### DIRECTIONS
Pull out every line with the word "skip".

### Extracted data entries

━━━━

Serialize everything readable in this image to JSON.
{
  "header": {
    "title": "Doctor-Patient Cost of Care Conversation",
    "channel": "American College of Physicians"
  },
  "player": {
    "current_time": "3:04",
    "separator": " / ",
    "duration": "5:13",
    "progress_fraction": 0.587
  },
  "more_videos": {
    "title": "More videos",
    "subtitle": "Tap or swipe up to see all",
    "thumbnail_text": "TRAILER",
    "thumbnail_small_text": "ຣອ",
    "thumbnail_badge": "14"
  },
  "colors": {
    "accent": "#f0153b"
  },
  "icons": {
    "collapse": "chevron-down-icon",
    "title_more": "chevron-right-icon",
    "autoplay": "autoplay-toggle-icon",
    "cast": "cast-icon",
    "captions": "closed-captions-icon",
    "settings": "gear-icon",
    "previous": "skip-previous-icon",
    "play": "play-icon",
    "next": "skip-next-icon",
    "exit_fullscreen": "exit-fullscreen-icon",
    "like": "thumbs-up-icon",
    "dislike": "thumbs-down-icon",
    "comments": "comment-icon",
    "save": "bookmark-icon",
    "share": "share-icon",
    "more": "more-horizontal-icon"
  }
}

━━━━

### REPLY TO THE EXERCISE
    "previous": "skip-previous-icon",
    "next": "skip-next-icon",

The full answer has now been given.